Dataset excerpt
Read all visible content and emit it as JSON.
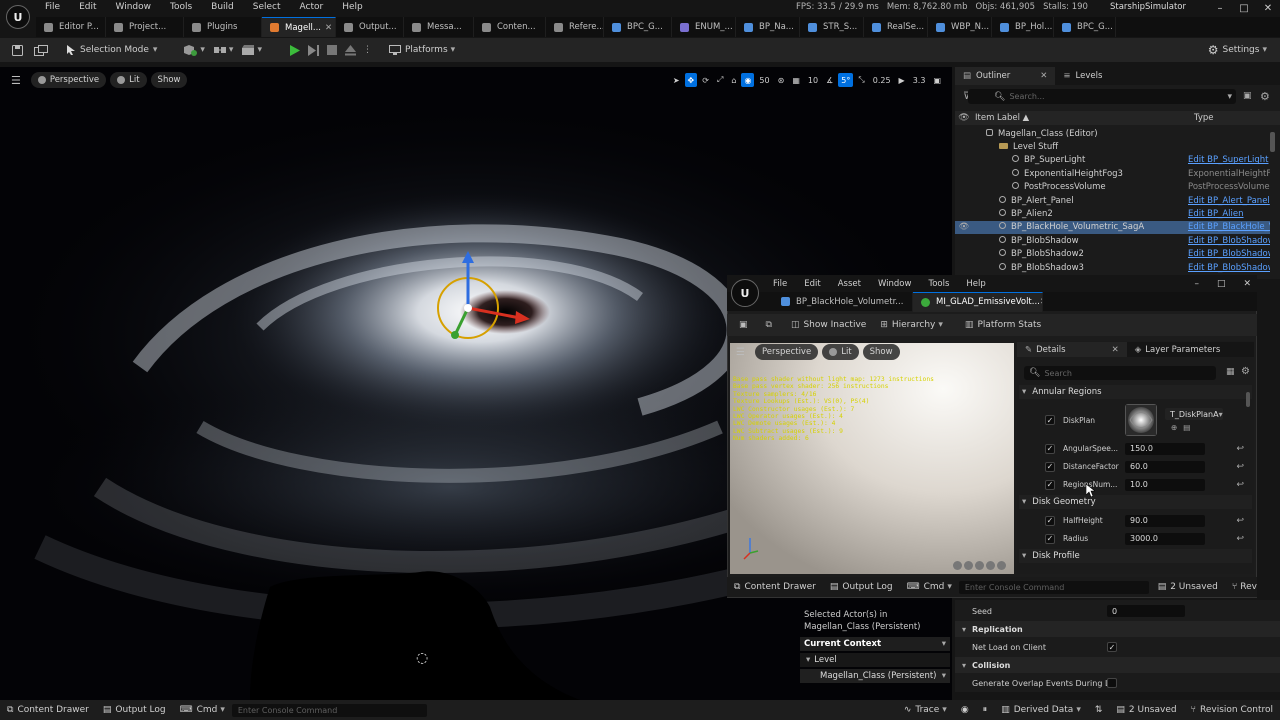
{
  "menubar": {
    "logo": "U",
    "items": [
      "File",
      "Edit",
      "Window",
      "Tools",
      "Build",
      "Select",
      "Actor",
      "Help"
    ],
    "stats": {
      "fps": "FPS: 33.5",
      "ms": "/ 29.9 ms",
      "mem": "Mem: 8,762.80 mb",
      "objs": "Objs: 461,905",
      "stalls": "Stalls: 190"
    },
    "project": "StarshipSimulator",
    "window_controls": [
      "–",
      "□",
      "✕"
    ]
  },
  "tabs": [
    {
      "label": "Editor P...",
      "color": "#8a8a8a"
    },
    {
      "label": "Project...",
      "color": "#8a8a8a"
    },
    {
      "label": "Plugins",
      "color": "#8a8a8a"
    },
    {
      "label": "Magell...",
      "color": "#e07a30",
      "active": true
    },
    {
      "label": "Output...",
      "color": "#8a8a8a"
    },
    {
      "label": "Messa...",
      "color": "#8a8a8a"
    },
    {
      "label": "Conten...",
      "color": "#8a8a8a"
    },
    {
      "label": "Refere...",
      "color": "#8a8a8a"
    },
    {
      "label": "BPC_G...",
      "color": "#4f8fdc"
    },
    {
      "label": "ENUM_...",
      "color": "#7a6fd0"
    },
    {
      "label": "BP_Na...",
      "color": "#4f8fdc"
    },
    {
      "label": "STR_S...",
      "color": "#4f8fdc"
    },
    {
      "label": "RealSe...",
      "color": "#4f8fdc"
    },
    {
      "label": "WBP_N...",
      "color": "#4f8fdc"
    },
    {
      "label": "BP_Hol...",
      "color": "#4f8fdc"
    },
    {
      "label": "BPC_G...",
      "color": "#4f8fdc"
    }
  ],
  "toolbar": {
    "mode": "Selection Mode",
    "platforms": "Platforms",
    "settings": "Settings"
  },
  "viewport": {
    "perspective": "Perspective",
    "lit": "Lit",
    "show": "Show",
    "grid": "10",
    "angle": "5°",
    "scale": "0.25",
    "camspeed": "3.3",
    "speed": "50"
  },
  "outliner": {
    "tab": "Outliner",
    "levels_tab": "Levels",
    "search_placeholder": "Search...",
    "col_label": "Item Label ▲",
    "col_type": "Type",
    "rows": [
      {
        "label": "Magellan_Class (Editor)",
        "type": "",
        "indent": 1,
        "kind": "world"
      },
      {
        "label": "Level Stuff",
        "type": "",
        "indent": 2,
        "kind": "folder"
      },
      {
        "label": "BP_SuperLight",
        "type": "Edit BP_SuperLight",
        "indent": 3,
        "kind": "actor",
        "link": true
      },
      {
        "label": "ExponentialHeightFog3",
        "type": "ExponentialHeightFo",
        "indent": 3,
        "kind": "actor",
        "link": false
      },
      {
        "label": "PostProcessVolume",
        "type": "PostProcessVolume",
        "indent": 3,
        "kind": "actor",
        "link": false
      },
      {
        "label": "BP_Alert_Panel",
        "type": "Edit BP_Alert_Panel",
        "indent": 2,
        "kind": "actor",
        "link": true
      },
      {
        "label": "BP_Alien2",
        "type": "Edit BP_Alien",
        "indent": 2,
        "kind": "actor",
        "link": true
      },
      {
        "label": "BP_BlackHole_Volumetric_SagA",
        "type": "Edit BP_BlackHole_V",
        "indent": 2,
        "kind": "actor",
        "link": true,
        "selected": true
      },
      {
        "label": "BP_BlobShadow",
        "type": "Edit BP_BlobShadow",
        "indent": 2,
        "kind": "actor",
        "link": true
      },
      {
        "label": "BP_BlobShadow2",
        "type": "Edit BP_BlobShadow",
        "indent": 2,
        "kind": "actor",
        "link": true
      },
      {
        "label": "BP_BlobShadow3",
        "type": "Edit BP_BlobShadow",
        "indent": 2,
        "kind": "actor",
        "link": true
      }
    ]
  },
  "material": {
    "menu": [
      "File",
      "Edit",
      "Asset",
      "Window",
      "Tools",
      "Help"
    ],
    "tab1": "BP_BlackHole_Volumetr...",
    "tab2": "MI_GLAD_EmissiveVolt...",
    "show_inactive": "Show Inactive",
    "hierarchy": "Hierarchy",
    "platform_stats": "Platform Stats",
    "vp_perspective": "Perspective",
    "vp_lit": "Lit",
    "vp_show": "Show",
    "shader_stats": [
      "Base pass shader without light map: 1273 instructions",
      "Base pass vertex shader: 256 instructions",
      "Texture samplers: 4/16",
      "Texture Lookups (Est.): VS(0), PS(4)",
      "LWC Constructor usages (Est.): 7",
      "LWC Operator usages (Est.): 4",
      "LWC Demote usages (Est.): 4",
      "LWC Subtract usages (Est.): 9",
      "Num shaders added: 6"
    ],
    "details_tab": "Details",
    "layer_tab": "Layer Parameters",
    "search_placeholder": "Search",
    "sections": {
      "annular": "Annular Regions",
      "geometry": "Disk Geometry",
      "profile": "Disk Profile"
    },
    "diskplan": {
      "name": "DiskPlan",
      "texture": "T_DiskPlanA"
    },
    "params": [
      {
        "name": "AngularSpee...",
        "value": "150.0"
      },
      {
        "name": "DistanceFactor",
        "value": "60.0"
      },
      {
        "name": "RegionsNum...",
        "value": "10.0"
      }
    ],
    "geometry_params": [
      {
        "name": "HalfHeight",
        "value": "90.0"
      },
      {
        "name": "Radius",
        "value": "3000.0"
      }
    ],
    "bottom": {
      "content_drawer": "Content Drawer",
      "output_log": "Output Log",
      "cmd": "Cmd",
      "console_placeholder": "Enter Console Command",
      "unsaved": "2 Unsaved",
      "rev": "Rev"
    }
  },
  "details_main": {
    "seed_label": "Seed",
    "seed_value": "0",
    "replication": "Replication",
    "net_load": "Net Load on Client",
    "collision": "Collision",
    "overlap": "Generate Overlap Events During L..."
  },
  "context_popup": {
    "selected": "Selected Actor(s) in",
    "level_name": "Magellan_Class (Persistent)",
    "current_context": "Current Context",
    "level": "Level",
    "level_value": "Magellan_Class (Persistent)"
  },
  "bottombar": {
    "content_drawer": "Content Drawer",
    "output_log": "Output Log",
    "cmd": "Cmd",
    "console_placeholder": "Enter Console Command",
    "trace": "Trace",
    "derived": "Derived Data",
    "unsaved": "2 Unsaved",
    "revision": "Revision Control"
  }
}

▶ WHAT IS EXPECTED: Leave out all images, then reproduce the entries above exactly.

▶ RESULT OF THE TASK:
Read all visible content and emit it as JSON.
{
  "menubar": {
    "logo": "U",
    "items": [
      "File",
      "Edit",
      "Window",
      "Tools",
      "Build",
      "Select",
      "Actor",
      "Help"
    ],
    "stats": {
      "fps": "FPS: 33.5",
      "ms": "/ 29.9 ms",
      "mem": "Mem: 8,762.80 mb",
      "objs": "Objs: 461,905",
      "stalls": "Stalls: 190"
    },
    "project": "StarshipSimulator",
    "window_controls": [
      "–",
      "□",
      "✕"
    ]
  },
  "tabs": [
    {
      "label": "Editor P...",
      "color": "#8a8a8a"
    },
    {
      "label": "Project...",
      "color": "#8a8a8a"
    },
    {
      "label": "Plugins",
      "color": "#8a8a8a"
    },
    {
      "label": "Magell...",
      "color": "#e07a30",
      "active": true
    },
    {
      "label": "Output...",
      "color": "#8a8a8a"
    },
    {
      "label": "Messa...",
      "color": "#8a8a8a"
    },
    {
      "label": "Conten...",
      "color": "#8a8a8a"
    },
    {
      "label": "Refere...",
      "color": "#8a8a8a"
    },
    {
      "label": "BPC_G...",
      "color": "#4f8fdc"
    },
    {
      "label": "ENUM_...",
      "color": "#7a6fd0"
    },
    {
      "label": "BP_Na...",
      "color": "#4f8fdc"
    },
    {
      "label": "STR_S...",
      "color": "#4f8fdc"
    },
    {
      "label": "RealSe...",
      "color": "#4f8fdc"
    },
    {
      "label": "WBP_N...",
      "color": "#4f8fdc"
    },
    {
      "label": "BP_Hol...",
      "color": "#4f8fdc"
    },
    {
      "label": "BPC_G...",
      "color": "#4f8fdc"
    }
  ],
  "toolbar": {
    "mode": "Selection Mode",
    "platforms": "Platforms",
    "settings": "Settings"
  },
  "viewport": {
    "perspective": "Perspective",
    "lit": "Lit",
    "show": "Show",
    "grid": "10",
    "angle": "5°",
    "scale": "0.25",
    "camspeed": "3.3",
    "speed": "50"
  },
  "outliner": {
    "tab": "Outliner",
    "levels_tab": "Levels",
    "search_placeholder": "Search...",
    "col_label": "Item Label ▲",
    "col_type": "Type",
    "rows": [
      {
        "label": "Magellan_Class (Editor)",
        "type": "",
        "indent": 1,
        "kind": "world"
      },
      {
        "label": "Level Stuff",
        "type": "",
        "indent": 2,
        "kind": "folder"
      },
      {
        "label": "BP_SuperLight",
        "type": "Edit BP_SuperLight",
        "indent": 3,
        "kind": "actor",
        "link": true
      },
      {
        "label": "ExponentialHeightFog3",
        "type": "ExponentialHeightFo",
        "indent": 3,
        "kind": "actor",
        "link": false
      },
      {
        "label": "PostProcessVolume",
        "type": "PostProcessVolume",
        "indent": 3,
        "kind": "actor",
        "link": false
      },
      {
        "label": "BP_Alert_Panel",
        "type": "Edit BP_Alert_Panel",
        "indent": 2,
        "kind": "actor",
        "link": true
      },
      {
        "label": "BP_Alien2",
        "type": "Edit BP_Alien",
        "indent": 2,
        "kind": "actor",
        "link": true
      },
      {
        "label": "BP_BlackHole_Volumetric_SagA",
        "type": "Edit BP_BlackHole_V",
        "indent": 2,
        "kind": "actor",
        "link": true,
        "selected": true
      },
      {
        "label": "BP_BlobShadow",
        "type": "Edit BP_BlobShadow",
        "indent": 2,
        "kind": "actor",
        "link": true
      },
      {
        "label": "BP_BlobShadow2",
        "type": "Edit BP_BlobShadow",
        "indent": 2,
        "kind": "actor",
        "link": true
      },
      {
        "label": "BP_BlobShadow3",
        "type": "Edit BP_BlobShadow",
        "indent": 2,
        "kind": "actor",
        "link": true
      }
    ]
  },
  "material": {
    "menu": [
      "File",
      "Edit",
      "Asset",
      "Window",
      "Tools",
      "Help"
    ],
    "tab1": "BP_BlackHole_Volumetr...",
    "tab2": "MI_GLAD_EmissiveVolt...",
    "show_inactive": "Show Inactive",
    "hierarchy": "Hierarchy",
    "platform_stats": "Platform Stats",
    "vp_perspective": "Perspective",
    "vp_lit": "Lit",
    "vp_show": "Show",
    "shader_stats": [
      "Base pass shader without light map: 1273 instructions",
      "Base pass vertex shader: 256 instructions",
      "Texture samplers: 4/16",
      "Texture Lookups (Est.): VS(0), PS(4)",
      "LWC Constructor usages (Est.): 7",
      "LWC Operator usages (Est.): 4",
      "LWC Demote usages (Est.): 4",
      "LWC Subtract usages (Est.): 9",
      "Num shaders added: 6"
    ],
    "details_tab": "Details",
    "layer_tab": "Layer Parameters",
    "search_placeholder": "Search",
    "sections": {
      "annular": "Annular Regions",
      "geometry": "Disk Geometry",
      "profile": "Disk Profile"
    },
    "diskplan": {
      "name": "DiskPlan",
      "texture": "T_DiskPlanA"
    },
    "params": [
      {
        "name": "AngularSpee...",
        "value": "150.0"
      },
      {
        "name": "DistanceFactor",
        "value": "60.0"
      },
      {
        "name": "RegionsNum...",
        "value": "10.0"
      }
    ],
    "geometry_params": [
      {
        "name": "HalfHeight",
        "value": "90.0"
      },
      {
        "name": "Radius",
        "value": "3000.0"
      }
    ],
    "bottom": {
      "content_drawer": "Content Drawer",
      "output_log": "Output Log",
      "cmd": "Cmd",
      "console_placeholder": "Enter Console Command",
      "unsaved": "2 Unsaved",
      "rev": "Rev"
    }
  },
  "details_main": {
    "seed_label": "Seed",
    "seed_value": "0",
    "replication": "Replication",
    "net_load": "Net Load on Client",
    "collision": "Collision",
    "overlap": "Generate Overlap Events During L..."
  },
  "context_popup": {
    "selected": "Selected Actor(s) in",
    "level_name": "Magellan_Class (Persistent)",
    "current_context": "Current Context",
    "level": "Level",
    "level_value": "Magellan_Class (Persistent)"
  },
  "bottombar": {
    "content_drawer": "Content Drawer",
    "output_log": "Output Log",
    "cmd": "Cmd",
    "console_placeholder": "Enter Console Command",
    "trace": "Trace",
    "derived": "Derived Data",
    "unsaved": "2 Unsaved",
    "revision": "Revision Control"
  }
}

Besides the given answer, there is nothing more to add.